Transcribe every line exactly and omit anything that is a picture.

:: Records provided

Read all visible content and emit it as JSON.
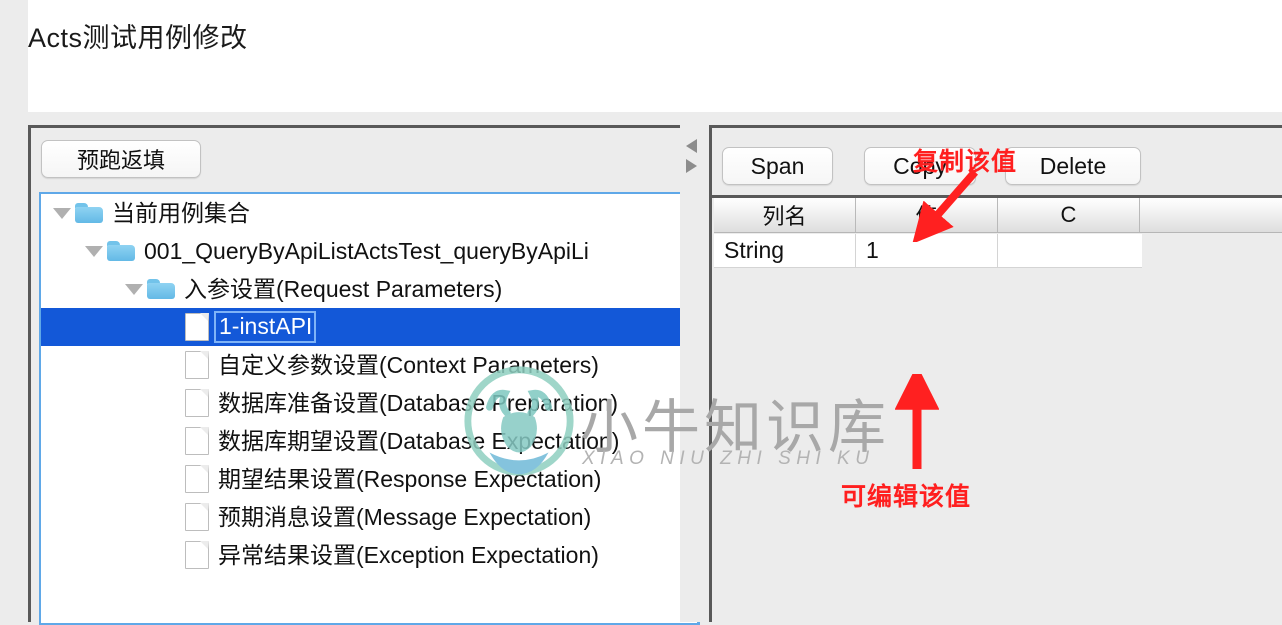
{
  "window": {
    "title": "Acts测试用例修改"
  },
  "left_panel": {
    "prefill_button": "预跑返填",
    "tree": [
      {
        "label": "当前用例集合",
        "type": "folder",
        "depth": 0,
        "expanded": true,
        "selected": false
      },
      {
        "label": "001_QueryByApiListActsTest_queryByApiLi",
        "type": "folder",
        "depth": 1,
        "expanded": true,
        "selected": false
      },
      {
        "label": "入参设置(Request Parameters)",
        "type": "folder",
        "depth": 2,
        "expanded": true,
        "selected": false
      },
      {
        "label": "1-instAPI",
        "type": "file",
        "depth": 3,
        "expanded": false,
        "selected": true
      },
      {
        "label": "自定义参数设置(Context Parameters)",
        "type": "file",
        "depth": 3,
        "expanded": false,
        "selected": false
      },
      {
        "label": "数据库准备设置(Database Preparation)",
        "type": "file",
        "depth": 3,
        "expanded": false,
        "selected": false
      },
      {
        "label": "数据库期望设置(Database Expectation)",
        "type": "file",
        "depth": 3,
        "expanded": false,
        "selected": false
      },
      {
        "label": "期望结果设置(Response Expectation)",
        "type": "file",
        "depth": 3,
        "expanded": false,
        "selected": false
      },
      {
        "label": "预期消息设置(Message Expectation)",
        "type": "file",
        "depth": 3,
        "expanded": false,
        "selected": false
      },
      {
        "label": "异常结果设置(Exception Expectation)",
        "type": "file",
        "depth": 3,
        "expanded": false,
        "selected": false
      }
    ]
  },
  "splitter": {
    "collapse_left_icon": "triangle-left-icon",
    "collapse_right_icon": "triangle-right-icon"
  },
  "right_panel": {
    "toolbar": {
      "span_label": "Span",
      "copy_label": "Copy",
      "delete_label": "Delete"
    },
    "table": {
      "headers": [
        "列名",
        "值",
        "C",
        ""
      ],
      "rows": [
        [
          "String",
          "1",
          "",
          ""
        ]
      ]
    }
  },
  "annotations": [
    {
      "text": "复制该值",
      "color": "#ff1f1f",
      "points_to": "copy-button"
    },
    {
      "text": "可编辑该值",
      "color": "#ff1f1f",
      "points_to": "value-cell"
    }
  ],
  "watermark": {
    "chinese": "小牛知识库",
    "pinyin": "XIAO NIU ZHI SHI KU",
    "logo_icon": "bull-logo-icon"
  }
}
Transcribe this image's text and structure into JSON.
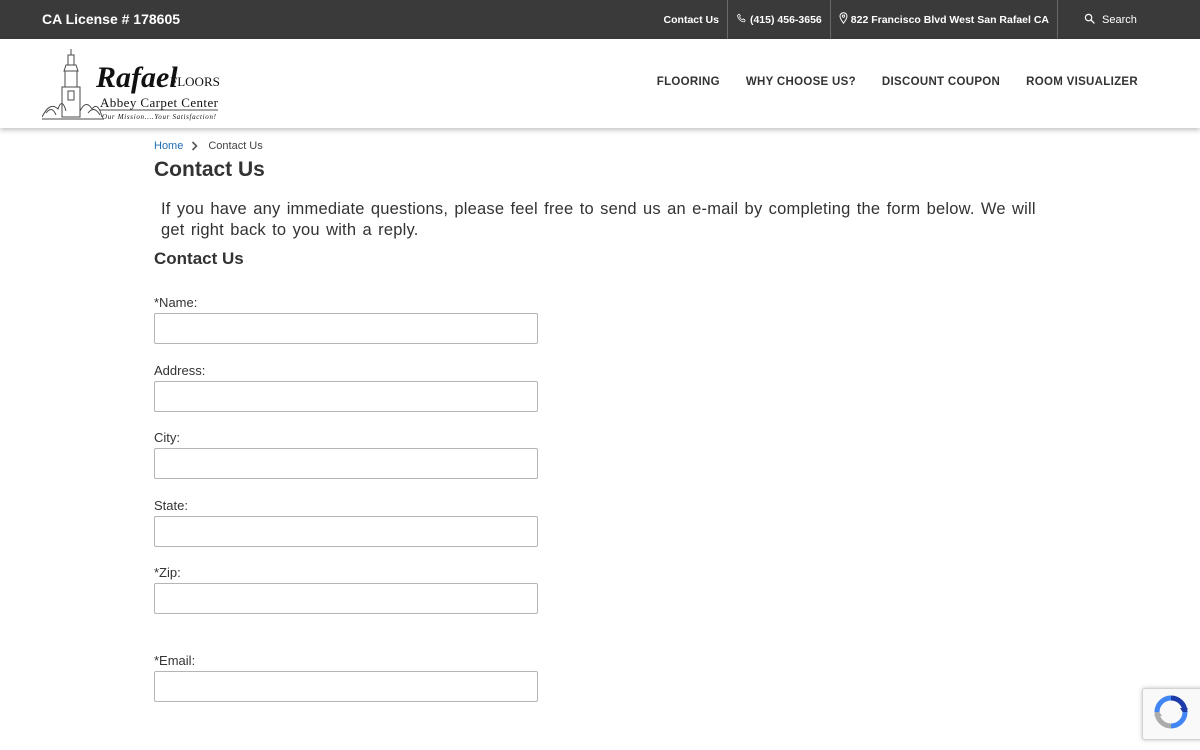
{
  "topbar": {
    "license": "CA License # 178605",
    "contact": "Contact Us",
    "phone": "(415) 456-3656",
    "address": "822 Francisco Blvd West San Rafael CA",
    "search": "Search"
  },
  "logo": {
    "brand": "Rafael",
    "floors": "FLOORS",
    "subtitle": "Abbey Carpet Center",
    "tagline": "Our Mission....Your Satisfaction!"
  },
  "nav": {
    "items": [
      "FLOORING",
      "WHY CHOOSE US?",
      "DISCOUNT COUPON",
      "ROOM VISUALIZER"
    ]
  },
  "breadcrumb": {
    "home": "Home",
    "current": "Contact Us"
  },
  "page": {
    "title": "Contact Us",
    "intro": "If you have any immediate questions, please feel free to send us an e-mail by completing the form below. We will get right back to you with a reply.",
    "section_title": "Contact Us"
  },
  "form": {
    "fields": [
      {
        "label": "*Name:",
        "value": ""
      },
      {
        "label": "Address:",
        "value": ""
      },
      {
        "label": "City:",
        "value": ""
      },
      {
        "label": "State:",
        "value": ""
      },
      {
        "label": "*Zip:",
        "value": ""
      },
      {
        "label": "*Email:",
        "value": ""
      }
    ]
  },
  "icons": {
    "phone": "phone-icon",
    "location": "map-pin-icon",
    "search": "search-icon",
    "chevron": "chevron-right-icon",
    "recaptcha": "recaptcha-icon"
  },
  "colors": {
    "topbar_bg": "#3a3a3a",
    "link_blue": "#1f6fb5",
    "text": "#333333"
  }
}
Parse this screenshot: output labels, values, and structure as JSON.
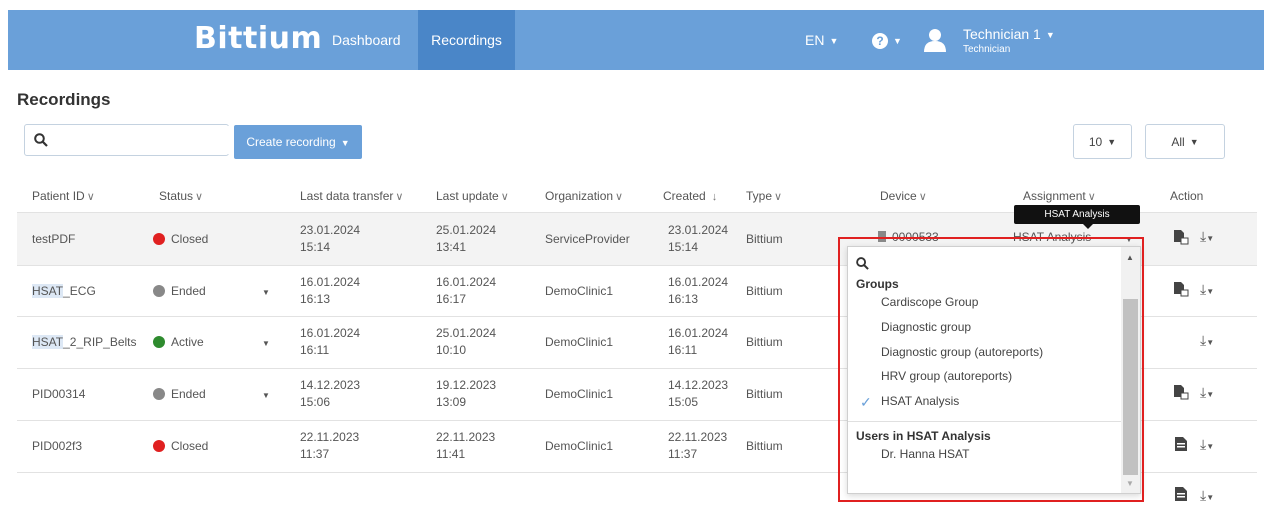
{
  "header": {
    "logo": "Bittium",
    "nav": [
      "Dashboard",
      "Recordings"
    ],
    "lang": "EN",
    "user_name": "Technician 1",
    "user_role": "Technician",
    "bar_color": "#6aa0d9",
    "active_color": "#4a86c8"
  },
  "page": {
    "title": "Recordings",
    "search_value": "",
    "create_label": "Create recording",
    "per_page": "10",
    "filter": "All"
  },
  "columns": [
    "Patient ID",
    "Status",
    "Last data transfer",
    "Last update",
    "Organization",
    "Created",
    "Type",
    "Device",
    "Assignment",
    "Action"
  ],
  "rows": [
    {
      "patient": "testPDF",
      "status": "Closed",
      "status_color": "#e02020",
      "transfer_date": "23.01.2024",
      "transfer_time": "15:14",
      "update_date": "25.01.2024",
      "update_time": "13:41",
      "org": "ServiceProvider",
      "created_date": "23.01.2024",
      "created_time": "15:14",
      "type": "Bittium",
      "device": "0000533",
      "assignment": "HSAT Analysis"
    },
    {
      "patient_hl": "HSAT",
      "patient_rest": "_ECG",
      "status": "Ended",
      "status_color": "#888888",
      "transfer_date": "16.01.2024",
      "transfer_time": "16:13",
      "update_date": "16.01.2024",
      "update_time": "16:17",
      "org": "DemoClinic1",
      "created_date": "16.01.2024",
      "created_time": "16:13",
      "type": "Bittium"
    },
    {
      "patient_hl": "HSAT",
      "patient_rest": "_2_RIP_Belts",
      "status": "Active",
      "status_color": "#2e8b2e",
      "transfer_date": "16.01.2024",
      "transfer_time": "16:11",
      "update_date": "25.01.2024",
      "update_time": "10:10",
      "org": "DemoClinic1",
      "created_date": "16.01.2024",
      "created_time": "16:11",
      "type": "Bittium"
    },
    {
      "patient": "PID00314",
      "status": "Ended",
      "status_color": "#888888",
      "transfer_date": "14.12.2023",
      "transfer_time": "15:06",
      "update_date": "19.12.2023",
      "update_time": "13:09",
      "org": "DemoClinic1",
      "created_date": "14.12.2023",
      "created_time": "15:05",
      "type": "Bittium"
    },
    {
      "patient": "PID002f3",
      "status": "Closed",
      "status_color": "#e02020",
      "transfer_date": "22.11.2023",
      "transfer_time": "11:37",
      "update_date": "22.11.2023",
      "update_time": "11:41",
      "org": "DemoClinic1",
      "created_date": "22.11.2023",
      "created_time": "11:37",
      "type": "Bittium"
    }
  ],
  "tooltip": "HSAT Analysis",
  "dropdown": {
    "groups_header": "Groups",
    "groups": [
      "Cardiscope Group",
      "Diagnostic group",
      "Diagnostic group (autoreports)",
      "HRV group (autoreports)",
      "HSAT Analysis"
    ],
    "selected": "HSAT Analysis",
    "users_header": "Users in HSAT Analysis",
    "users": [
      "Dr. Hanna HSAT"
    ]
  }
}
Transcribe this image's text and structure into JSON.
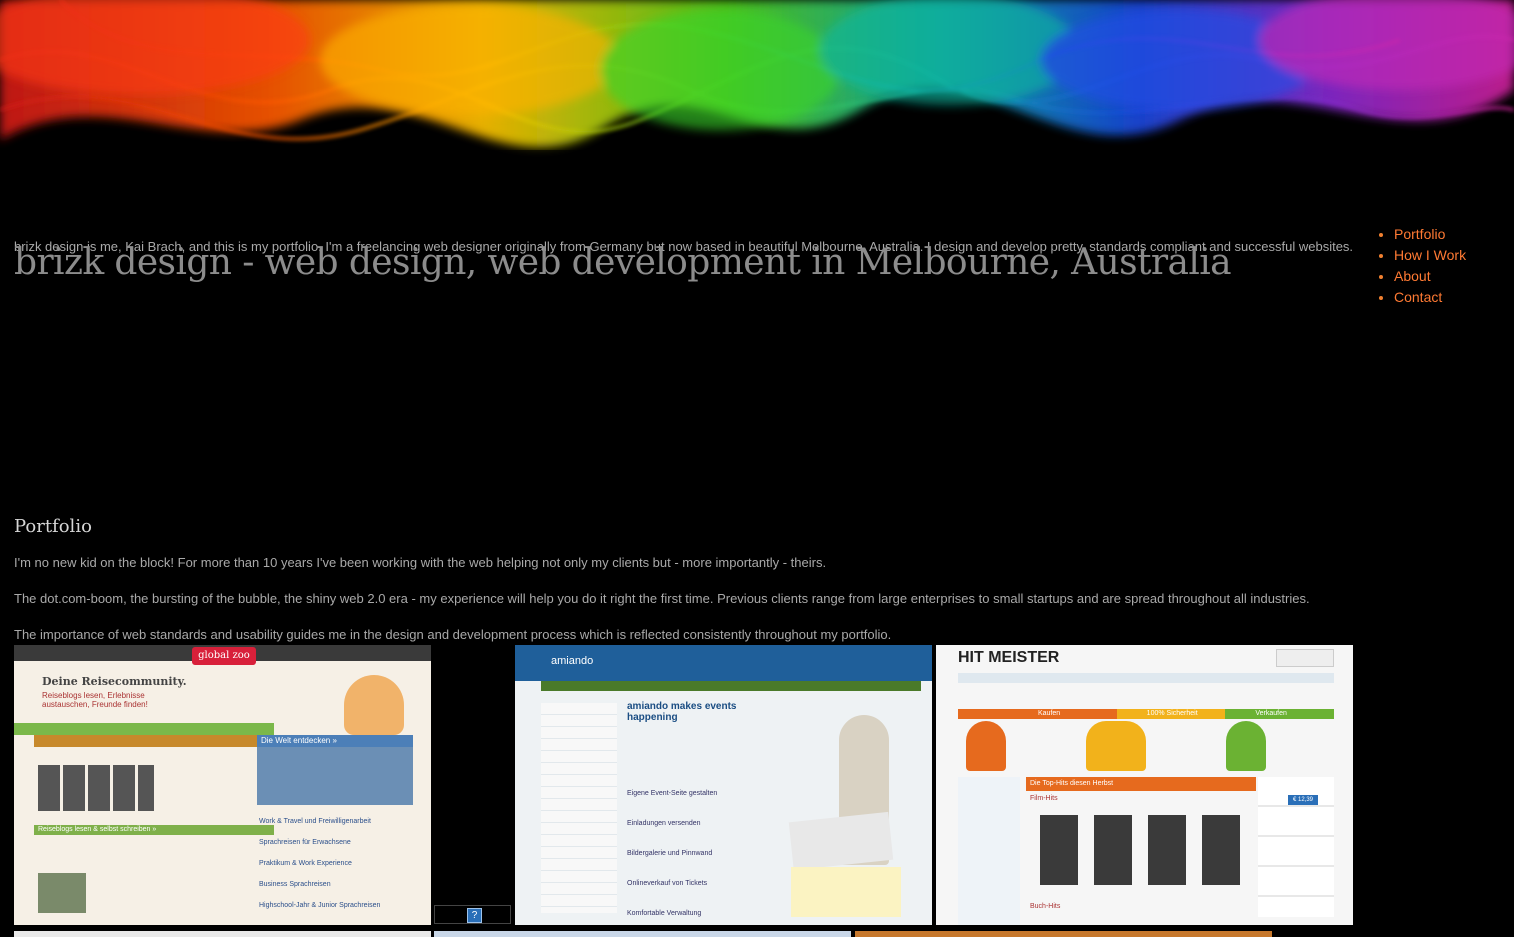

::::

● Exercise result:
Read all visible content and emit it as JSON.
{
  "window": {
    "title": "Acts测试用例修改"
  },
  "left_panel": {
    "prefill_button": "预跑返填",
    "tree": [
      {
        "label": "当前用例集合",
        "type": "folder",
        "depth": 0,
        "expanded": true,
        "selected": false
      },
      {
        "label": "001_QueryByApiListActsTest_queryByApiLi",
        "type": "folder",
        "depth": 1,
        "expanded": true,
        "selected": false
      },
      {
        "label": "入参设置(Request Parameters)",
        "type": "folder",
        "depth": 2,
        "expanded": true,
        "selected": false
      },
      {
        "label": "1-instAPI",
        "type": "file",
        "depth": 3,
        "expanded": false,
        "selected": true
      },
      {
        "label": "自定义参数设置(Context Parameters)",
        "type": "file",
        "depth": 3,
        "expanded": false,
        "selected": false
      },
      {
        "label": "数据库准备设置(Database Preparation)",
        "type": "file",
        "depth": 3,
        "expanded": false,
        "selected": false
      },
      {
        "label": "数据库期望设置(Database Expectation)",
        "type": "file",
        "depth": 3,
        "expanded": false,
        "selected": false
      },
      {
        "label": "期望结果设置(Response Expectation)",
        "type": "file",
        "depth": 3,
        "expanded": false,
        "selected": false
      },
      {
        "label": "预期消息设置(Message Expectation)",
        "type": "file",
        "depth": 3,
        "expanded": false,
        "selected": false
      },
      {
        "label": "异常结果设置(Exception Expectation)",
        "type": "file",
        "depth": 3,
        "expanded": false,
        "selected": false
      }
    ]
  },
  "splitter": {
    "collapse_left_icon": "triangle-left-icon",
    "collapse_right_icon": "triangle-right-icon"
  },
  "right_panel": {
    "toolbar": {
      "span_label": "Span",
      "copy_label": "Copy",
      "delete_label": "Delete"
    },
    "table": {
      "headers": [
        "列名",
        "值",
        "C",
        ""
      ],
      "rows": [
        [
          "String",
          "1",
          "",
          ""
        ]
      ]
    }
  },
  "annotations": [
    {
      "text": "复制该值",
      "color": "#ff1f1f",
      "points_to": "copy-button"
    },
    {
      "text": "可编辑该值",
      "color": "#ff1f1f",
      "points_to": "value-cell"
    }
  ],
  "watermark": {
    "chinese": "小牛知识库",
    "pinyin": "XIAO NIU ZHI SHI KU",
    "logo_icon": "bull-logo-icon"
  }
}
Transcribe this image's text and structure into JSON.
{
  "topbar": {
    "license": "CA License # 178605",
    "contact": "Contact Us",
    "phone": "(415) 456-3656",
    "address": "822 Francisco Blvd West San Rafael CA",
    "search": "Search"
  },
  "logo": {
    "brand": "Rafael",
    "floors": "FLOORS",
    "subtitle": "Abbey Carpet Center",
    "tagline": "Our Mission....Your Satisfaction!"
  },
  "nav": {
    "items": [
      "FLOORING",
      "WHY CHOOSE US?",
      "DISCOUNT COUPON",
      "ROOM VISUALIZER"
    ]
  },
  "breadcrumb": {
    "home": "Home",
    "current": "Contact Us"
  },
  "page": {
    "title": "Contact Us",
    "intro": "If you have any immediate questions, please feel free to send us an e-mail by completing the form below. We will get right back to you with a reply.",
    "section_title": "Contact Us"
  },
  "form": {
    "fields": [
      {
        "label": "*Name:",
        "value": ""
      },
      {
        "label": "Address:",
        "value": ""
      },
      {
        "label": "City:",
        "value": ""
      },
      {
        "label": "State:",
        "value": ""
      },
      {
        "label": "*Zip:",
        "value": ""
      },
      {
        "label": "*Email:",
        "value": ""
      }
    ]
  },
  "icons": {
    "phone": "phone-icon",
    "location": "map-pin-icon",
    "search": "search-icon",
    "chevron": "chevron-right-icon",
    "recaptcha": "recaptcha-icon"
  },
  "colors": {
    "topbar_bg": "#3a3a3a",
    "link_blue": "#1f6fb5",
    "text": "#333333"
  }
}
Parse this screenshot: output labels, values, and structure as JSON.
{
  "header": {
    "logo": "Bittium",
    "nav": [
      "Dashboard",
      "Recordings"
    ],
    "lang": "EN",
    "user_name": "Technician 1",
    "user_role": "Technician",
    "bar_color": "#6aa0d9",
    "active_color": "#4a86c8"
  },
  "page": {
    "title": "Recordings",
    "search_value": "",
    "create_label": "Create recording",
    "per_page": "10",
    "filter": "All"
  },
  "columns": [
    "Patient ID",
    "Status",
    "Last data transfer",
    "Last update",
    "Organization",
    "Created",
    "Type",
    "Device",
    "Assignment",
    "Action"
  ],
  "rows": [
    {
      "patient": "testPDF",
      "status": "Closed",
      "status_color": "#e02020",
      "transfer_date": "23.01.2024",
      "transfer_time": "15:14",
      "update_date": "25.01.2024",
      "update_time": "13:41",
      "org": "ServiceProvider",
      "created_date": "23.01.2024",
      "created_time": "15:14",
      "type": "Bittium",
      "device": "0000533",
      "assignment": "HSAT Analysis"
    },
    {
      "patient_hl": "HSAT",
      "patient_rest": "_ECG",
      "status": "Ended",
      "status_color": "#888888",
      "transfer_date": "16.01.2024",
      "transfer_time": "16:13",
      "update_date": "16.01.2024",
      "update_time": "16:17",
      "org": "DemoClinic1",
      "created_date": "16.01.2024",
      "created_time": "16:13",
      "type": "Bittium"
    },
    {
      "patient_hl": "HSAT",
      "patient_rest": "_2_RIP_Belts",
      "status": "Active",
      "status_color": "#2e8b2e",
      "transfer_date": "16.01.2024",
      "transfer_time": "16:11",
      "update_date": "25.01.2024",
      "update_time": "10:10",
      "org": "DemoClinic1",
      "created_date": "16.01.2024",
      "created_time": "16:11",
      "type": "Bittium"
    },
    {
      "patient": "PID00314",
      "status": "Ended",
      "status_color": "#888888",
      "transfer_date": "14.12.2023",
      "transfer_time": "15:06",
      "update_date": "19.12.2023",
      "update_time": "13:09",
      "org": "DemoClinic1",
      "created_date": "14.12.2023",
      "created_time": "15:05",
      "type": "Bittium"
    },
    {
      "patient": "PID002f3",
      "status": "Closed",
      "status_color": "#e02020",
      "transfer_date": "22.11.2023",
      "transfer_time": "11:37",
      "update_date": "22.11.2023",
      "update_time": "11:41",
      "org": "DemoClinic1",
      "created_date": "22.11.2023",
      "created_time": "11:37",
      "type": "Bittium"
    }
  ],
  "tooltip": "HSAT Analysis",
  "dropdown": {
    "groups_header": "Groups",
    "groups": [
      "Cardiscope Group",
      "Diagnostic group",
      "Diagnostic group (autoreports)",
      "HRV group (autoreports)",
      "HSAT Analysis"
    ],
    "selected": "HSAT Analysis",
    "users_header": "Users in HSAT Analysis",
    "users": [
      "Dr. Hanna HSAT"
    ]
  }
}
Transcribe this image's text and structure into JSON.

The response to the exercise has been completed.